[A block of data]
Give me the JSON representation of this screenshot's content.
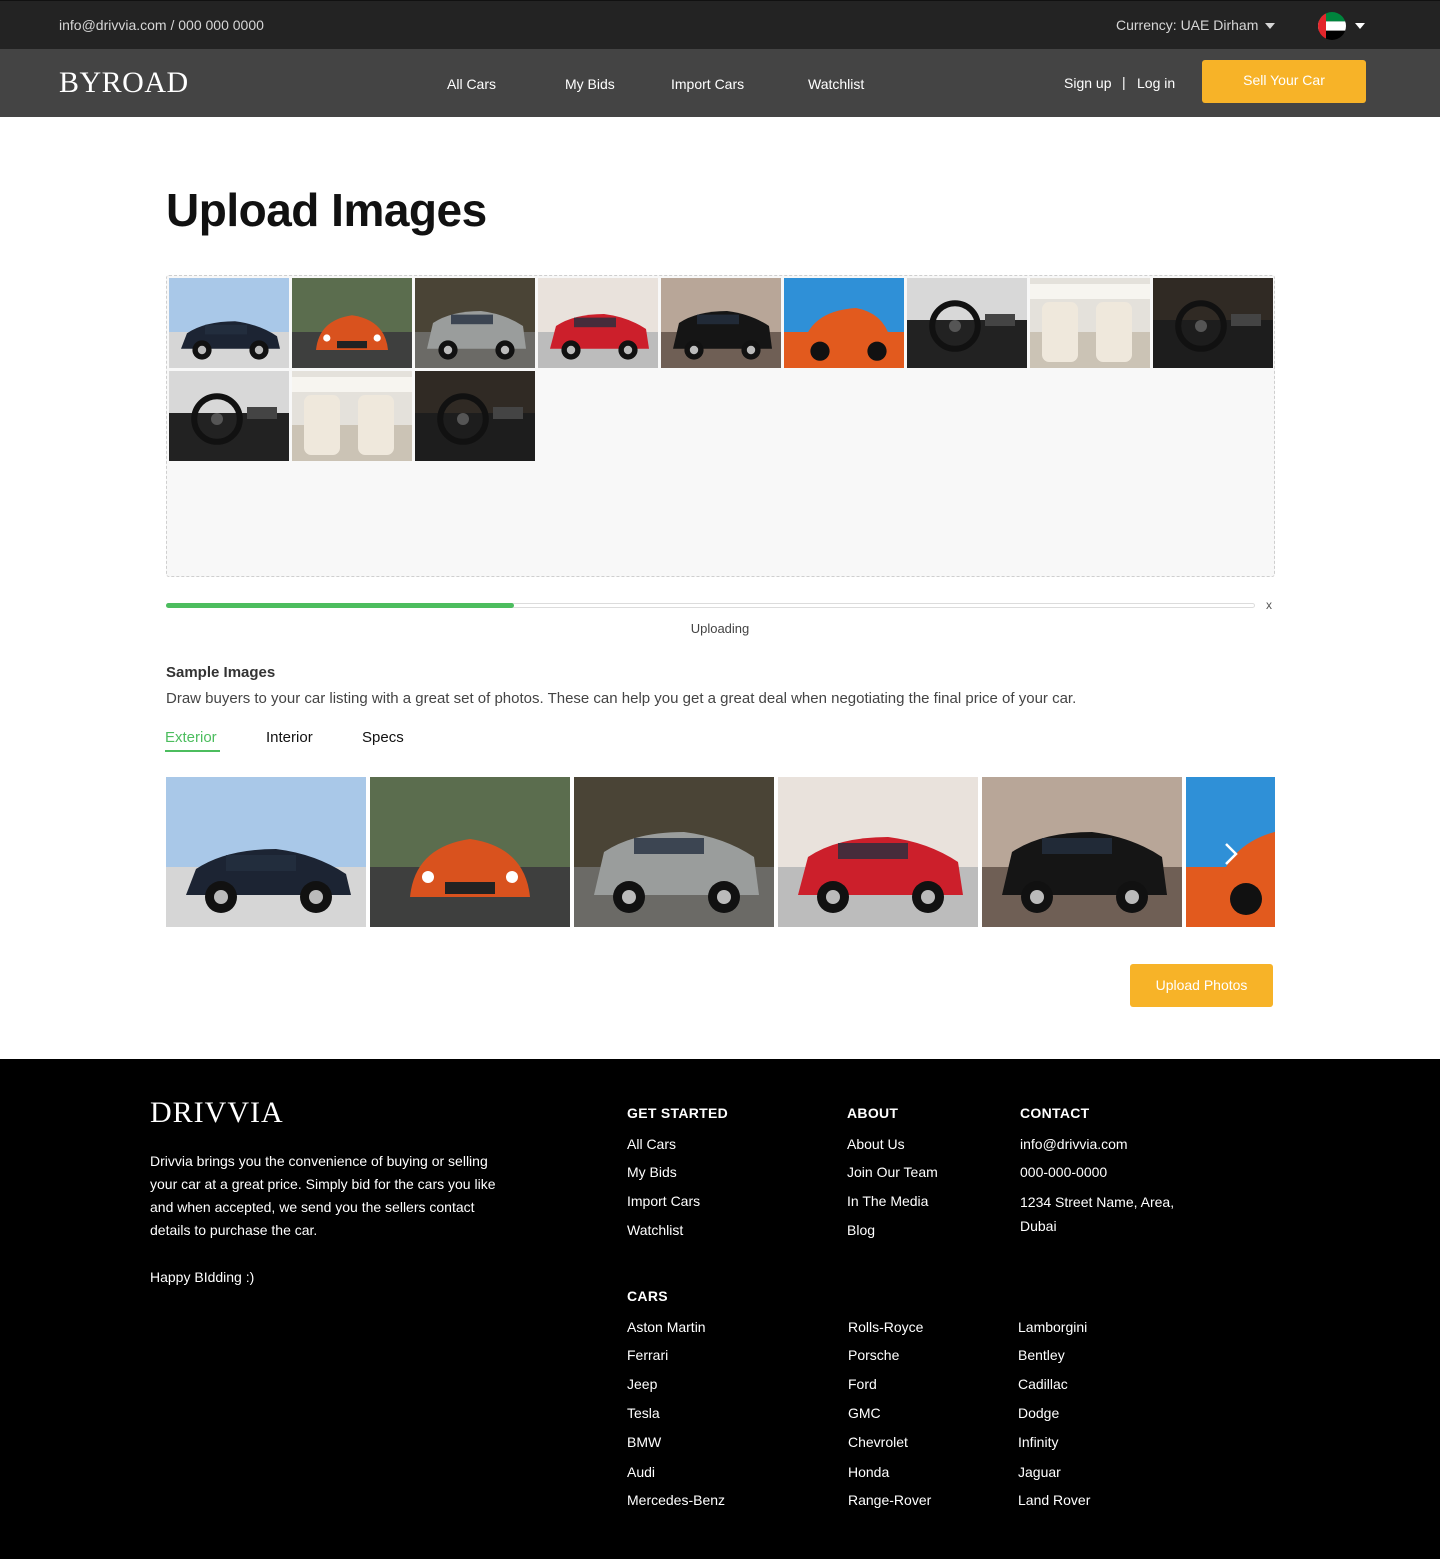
{
  "topbar": {
    "contact": "info@drivvia.com / 000 000 0000",
    "currency": "Currency: UAE Dirham",
    "flag_icon": "uae-flag-icon"
  },
  "nav": {
    "logo": "BYROAD",
    "links": [
      "All Cars",
      "My Bids",
      "Import Cars",
      "Watchlist"
    ],
    "signup": "Sign up",
    "separator": "|",
    "login": "Log in",
    "sell_button": "Sell Your Car"
  },
  "main": {
    "title": "Upload Images",
    "uploaded_count": 12,
    "progress": {
      "percent": 32,
      "close_label": "x",
      "status": "Uploading"
    },
    "sample": {
      "title": "Sample Images",
      "description": "Draw buyers to your car listing with a great set of photos. These can help you get a great deal when negotiating the final price of your car.",
      "tabs": [
        "Exterior",
        "Interior",
        "Specs"
      ],
      "active_tab": "Exterior"
    },
    "upload_button": "Upload Photos"
  },
  "colors": {
    "accent": "#f7b328",
    "progress": "#4cbd5e",
    "topbar": "#232323",
    "navbar": "#444444",
    "footer": "#000000"
  },
  "footer": {
    "logo": "DRIVVIA",
    "about": "Drivvia brings you the convenience of buying or selling your car at a great price. Simply bid for the cars you like and when accepted, we send you the sellers contact details to purchase the car.",
    "happy": "Happy BIdding :)",
    "get_started": {
      "title": "GET STARTED",
      "links": [
        "All Cars",
        "My Bids",
        "Import Cars",
        "Watchlist"
      ]
    },
    "about_col": {
      "title": "ABOUT",
      "links": [
        "About Us",
        "Join Our Team",
        "In The Media",
        "Blog"
      ]
    },
    "contact": {
      "title": "CONTACT",
      "email": "info@drivvia.com",
      "phone": "000-000-0000",
      "address": "1234 Street Name, Area, Dubai"
    },
    "cars": {
      "title": "CARS",
      "col1": [
        "Aston Martin",
        "Ferrari",
        "Jeep",
        "Tesla",
        "BMW",
        "Audi",
        "Mercedes-Benz"
      ],
      "col2": [
        "Rolls-Royce",
        "Porsche",
        "Ford",
        "GMC",
        "Chevrolet",
        "Honda",
        "Range-Rover"
      ],
      "col3": [
        "Lamborgini",
        "Bentley",
        "Cadillac",
        "Dodge",
        "Infinity",
        "Jaguar",
        "Land Rover"
      ]
    }
  }
}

- Given request -
Reproduce all the records verbatim, excluding images.

- Answer -
Give me the JSON representation of this screenshot's content.
{
  "topbar": {
    "contact": "info@drivvia.com / 000 000 0000",
    "currency": "Currency: UAE Dirham",
    "flag_icon": "uae-flag-icon"
  },
  "nav": {
    "logo": "BYROAD",
    "links": [
      "All Cars",
      "My Bids",
      "Import Cars",
      "Watchlist"
    ],
    "signup": "Sign up",
    "separator": "|",
    "login": "Log in",
    "sell_button": "Sell Your Car"
  },
  "main": {
    "title": "Upload Images",
    "uploaded_count": 12,
    "progress": {
      "percent": 32,
      "close_label": "x",
      "status": "Uploading"
    },
    "sample": {
      "title": "Sample Images",
      "description": "Draw buyers to your car listing with a great set of photos. These can help you get a great deal when negotiating the final price of your car.",
      "tabs": [
        "Exterior",
        "Interior",
        "Specs"
      ],
      "active_tab": "Exterior"
    },
    "upload_button": "Upload Photos"
  },
  "colors": {
    "accent": "#f7b328",
    "progress": "#4cbd5e",
    "topbar": "#232323",
    "navbar": "#444444",
    "footer": "#000000"
  },
  "footer": {
    "logo": "DRIVVIA",
    "about": "Drivvia brings you the convenience of buying or selling your car at a great price. Simply bid for the cars you like and when accepted, we send you the sellers contact details to purchase the car.",
    "happy": "Happy BIdding :)",
    "get_started": {
      "title": "GET STARTED",
      "links": [
        "All Cars",
        "My Bids",
        "Import Cars",
        "Watchlist"
      ]
    },
    "about_col": {
      "title": "ABOUT",
      "links": [
        "About Us",
        "Join Our Team",
        "In The Media",
        "Blog"
      ]
    },
    "contact": {
      "title": "CONTACT",
      "email": "info@drivvia.com",
      "phone": "000-000-0000",
      "address": "1234 Street Name, Area, Dubai"
    },
    "cars": {
      "title": "CARS",
      "col1": [
        "Aston Martin",
        "Ferrari",
        "Jeep",
        "Tesla",
        "BMW",
        "Audi",
        "Mercedes-Benz"
      ],
      "col2": [
        "Rolls-Royce",
        "Porsche",
        "Ford",
        "GMC",
        "Chevrolet",
        "Honda",
        "Range-Rover"
      ],
      "col3": [
        "Lamborgini",
        "Bentley",
        "Cadillac",
        "Dodge",
        "Infinity",
        "Jaguar",
        "Land Rover"
      ]
    }
  }
}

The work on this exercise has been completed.